■ **Your instructions**: Write the records out again exactly, leaving no images in.

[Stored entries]
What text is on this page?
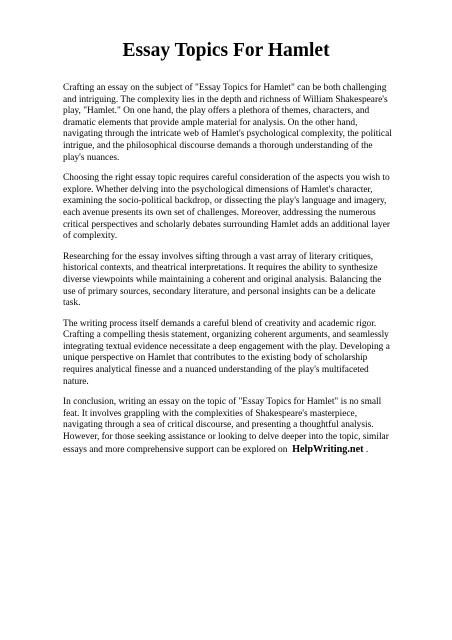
Essay Topics For Hamlet

Crafting an essay on the subject of "Essay Topics for Hamlet" can be both challenging and intriguing. The complexity lies in the depth and richness of William Shakespeare's play, "Hamlet." On one hand, the play offers a plethora of themes, characters, and dramatic elements that provide ample material for analysis. On the other hand, navigating through the intricate web of Hamlet's psychological complexity, the political intrigue, and the philosophical discourse demands a thorough understanding of the play's nuances.

Choosing the right essay topic requires careful consideration of the aspects you wish to explore. Whether delving into the psychological dimensions of Hamlet's character, examining the socio-political backdrop, or dissecting the play's language and imagery, each avenue presents its own set of challenges. Moreover, addressing the numerous critical perspectives and scholarly debates surrounding Hamlet adds an additional layer of complexity.

Researching for the essay involves sifting through a vast array of literary critiques, historical contexts, and theatrical interpretations. It requires the ability to synthesize diverse viewpoints while maintaining a coherent and original analysis. Balancing the use of primary sources, secondary literature, and personal insights can be a delicate task.

The writing process itself demands a careful blend of creativity and academic rigor. Crafting a compelling thesis statement, organizing coherent arguments, and seamlessly integrating textual evidence necessitate a deep engagement with the play. Developing a unique perspective on Hamlet that contributes to the existing body of scholarship requires analytical finesse and a nuanced understanding of the play's multifaceted nature.

In conclusion, writing an essay on the topic of "Essay Topics for Hamlet" is no small feat. It involves grappling with the complexities of Shakespeare's masterpiece, navigating through a sea of critical discourse, and presenting a thoughtful analysis. However, for those seeking assistance or looking to delve deeper into the topic, similar essays and more comprehensive support can be explored on HelpWriting.net .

■ **Complete output**:
What text is on this page?
Essay Topics For Hamlet

Crafting an essay on the subject of "Essay Topics for Hamlet" can be both challenging and intriguing. The complexity lies in the depth and richness of William Shakespeare's play, "Hamlet." On one hand, the play offers a plethora of themes, characters, and dramatic elements that provide ample material for analysis. On the other hand, navigating through the intricate web of Hamlet's psychological complexity, the political intrigue, and the philosophical discourse demands a thorough understanding of the play's nuances.

Choosing the right essay topic requires careful consideration of the aspects you wish to explore. Whether delving into the psychological dimensions of Hamlet's character, examining the socio-political backdrop, or dissecting the play's language and imagery, each avenue presents its own set of challenges. Moreover, addressing the numerous critical perspectives and scholarly debates surrounding Hamlet adds an additional layer of complexity.

Researching for the essay involves sifting through a vast array of literary critiques, historical contexts, and theatrical interpretations. It requires the ability to synthesize diverse viewpoints while maintaining a coherent and original analysis. Balancing the use of primary sources, secondary literature, and personal insights can be a delicate task.

The writing process itself demands a careful blend of creativity and academic rigor. Crafting a compelling thesis statement, organizing coherent arguments, and seamlessly integrating textual evidence necessitate a deep engagement with the play. Developing a unique perspective on Hamlet that contributes to the existing body of scholarship requires analytical finesse and a nuanced understanding of the play's multifaceted nature.

In conclusion, writing an essay on the topic of "Essay Topics for Hamlet" is no small feat. It involves grappling with the complexities of Shakespeare's masterpiece, navigating through a sea of critical discourse, and presenting a thoughtful analysis. However, for those seeking assistance or looking to delve deeper into the topic, similar essays and more comprehensive support can be explored on HelpWriting.net .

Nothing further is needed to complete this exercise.